(Part of a data file)
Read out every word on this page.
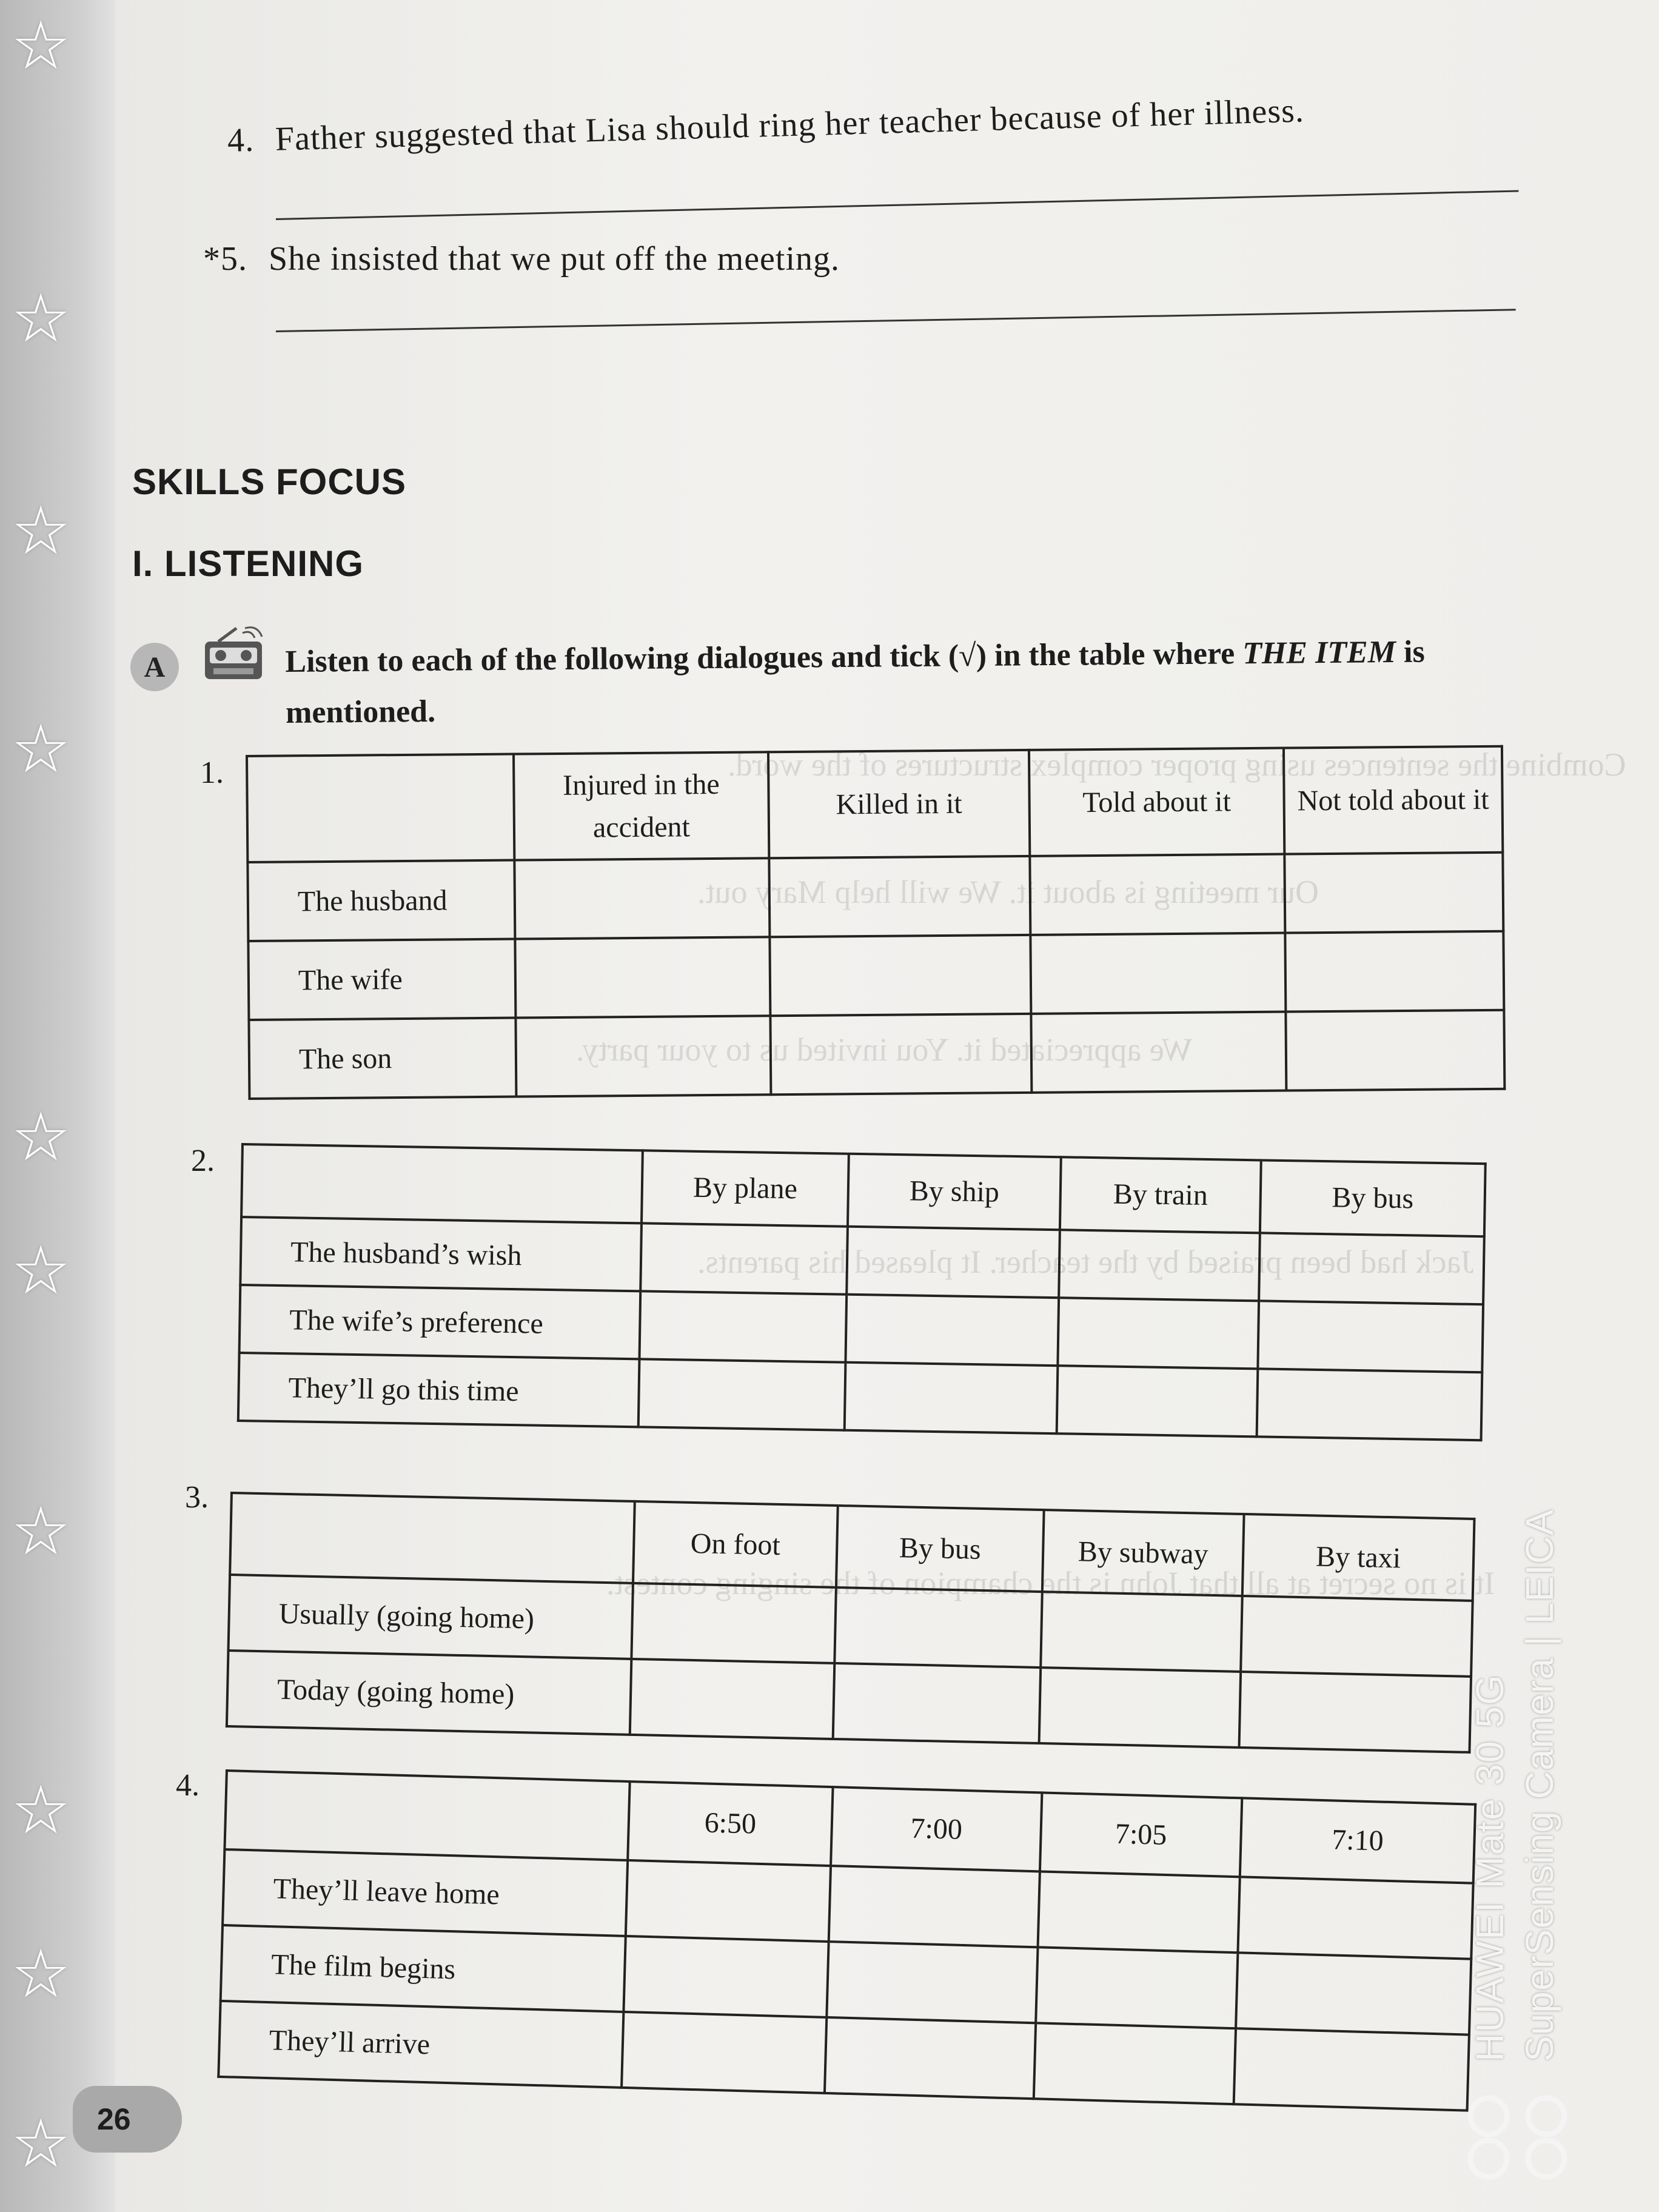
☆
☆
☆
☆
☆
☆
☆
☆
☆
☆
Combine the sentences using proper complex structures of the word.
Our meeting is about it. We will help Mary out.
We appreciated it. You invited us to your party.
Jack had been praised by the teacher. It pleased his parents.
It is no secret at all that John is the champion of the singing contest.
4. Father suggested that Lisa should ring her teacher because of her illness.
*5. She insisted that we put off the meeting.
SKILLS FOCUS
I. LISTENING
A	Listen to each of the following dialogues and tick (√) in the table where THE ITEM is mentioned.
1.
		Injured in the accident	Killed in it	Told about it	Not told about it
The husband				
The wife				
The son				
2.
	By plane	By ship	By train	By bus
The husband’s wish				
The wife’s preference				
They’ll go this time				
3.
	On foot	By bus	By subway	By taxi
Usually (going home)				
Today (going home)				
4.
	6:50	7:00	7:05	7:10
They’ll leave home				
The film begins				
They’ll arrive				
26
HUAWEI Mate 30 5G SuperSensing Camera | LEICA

§ Problem statement
Reproduce every line from the entries that holds the word "teacher".

§ Solution for this problem
Jack had been praised by the teacher. It pleased his parents.
4. Father suggested that Lisa should ring her teacher because of her illness.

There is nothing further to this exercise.